The task
Print all the records exactly, please.
━━━━━ The input
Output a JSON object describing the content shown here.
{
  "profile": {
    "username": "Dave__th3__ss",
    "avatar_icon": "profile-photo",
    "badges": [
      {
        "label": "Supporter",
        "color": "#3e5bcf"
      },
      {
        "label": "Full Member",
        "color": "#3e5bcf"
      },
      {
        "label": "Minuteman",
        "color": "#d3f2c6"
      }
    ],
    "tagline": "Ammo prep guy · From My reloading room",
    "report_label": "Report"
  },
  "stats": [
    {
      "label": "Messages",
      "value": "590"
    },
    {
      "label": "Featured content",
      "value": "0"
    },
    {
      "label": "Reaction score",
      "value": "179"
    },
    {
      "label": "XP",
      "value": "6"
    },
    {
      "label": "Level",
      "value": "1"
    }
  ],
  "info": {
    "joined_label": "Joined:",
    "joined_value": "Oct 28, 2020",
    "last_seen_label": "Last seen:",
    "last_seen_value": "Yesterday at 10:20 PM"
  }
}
━━━━━━━━━━
Result for this exercise
Output a JSON object describing the content shown here.
{
  "profile": {
    "username": "Dave__th3__ss",
    "avatar_icon": "profile-photo",
    "badges": [
      {
        "label": "Supporter",
        "color": "#3e5bcf"
      },
      {
        "label": "Full Member",
        "color": "#3e5bcf"
      },
      {
        "label": "Minuteman",
        "color": "#d3f2c6"
      }
    ],
    "tagline": "Ammo prep guy · From My reloading room",
    "report_label": "Report"
  },
  "stats": [
    {
      "label": "Messages",
      "value": "590"
    },
    {
      "label": "Featured content",
      "value": "0"
    },
    {
      "label": "Reaction score",
      "value": "179"
    },
    {
      "label": "XP",
      "value": "6"
    },
    {
      "label": "Level",
      "value": "1"
    }
  ],
  "info": {
    "joined_label": "Joined:",
    "joined_value": "Oct 28, 2020",
    "last_seen_label": "Last seen:",
    "last_seen_value": "Yesterday at 10:20 PM"
  }
}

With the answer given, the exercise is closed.